▶ Task goal
Write out each line beneath this one exactly as it reads.

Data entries
▬▬▬▬▬▬▬▬▬▬

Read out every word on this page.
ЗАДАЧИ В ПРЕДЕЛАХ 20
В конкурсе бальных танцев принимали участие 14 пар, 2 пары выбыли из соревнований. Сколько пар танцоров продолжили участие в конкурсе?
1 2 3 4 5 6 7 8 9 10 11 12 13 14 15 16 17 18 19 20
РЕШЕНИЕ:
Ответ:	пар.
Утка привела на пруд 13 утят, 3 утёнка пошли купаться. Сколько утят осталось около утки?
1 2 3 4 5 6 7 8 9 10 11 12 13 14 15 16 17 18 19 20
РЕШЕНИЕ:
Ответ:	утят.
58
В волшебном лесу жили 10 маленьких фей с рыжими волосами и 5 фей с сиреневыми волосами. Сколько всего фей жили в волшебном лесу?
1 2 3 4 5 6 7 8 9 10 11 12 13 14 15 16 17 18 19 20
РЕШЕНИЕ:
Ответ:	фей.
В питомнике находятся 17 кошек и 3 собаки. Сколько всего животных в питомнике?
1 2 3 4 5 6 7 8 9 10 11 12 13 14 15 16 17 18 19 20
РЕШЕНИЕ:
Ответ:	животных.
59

▬▬▬▬▬▬▬▬▬▬

▶ Task solution
Read out every word on this page.
ЗАДАЧИ В ПРЕДЕЛАХ 20
В конкурсе бальных танцев принимали участие 14 пар, 2 пары выбыли из соревнований. Сколько пар танцоров продолжили участие в конкурсе?
1 2 3 4 5 6 7 8 9 10 11 12 13 14 15 16 17 18 19 20
РЕШЕНИЕ:
Ответ:	пар.
Утка привела на пруд 13 утят, 3 утёнка пошли купаться. Сколько утят осталось около утки?
1 2 3 4 5 6 7 8 9 10 11 12 13 14 15 16 17 18 19 20
РЕШЕНИЕ:
Ответ:	утят.
58
В волшебном лесу жили 10 маленьких фей с рыжими волосами и 5 фей с сиреневыми волосами. Сколько всего фей жили в волшебном лесу?
1 2 3 4 5 6 7 8 9 10 11 12 13 14 15 16 17 18 19 20
РЕШЕНИЕ:
Ответ:	фей.
В питомнике находятся 17 кошек и 3 собаки. Сколько всего животных в питомнике?
1 2 3 4 5 6 7 8 9 10 11 12 13 14 15 16 17 18 19 20
РЕШЕНИЕ:
Ответ:	животных.
59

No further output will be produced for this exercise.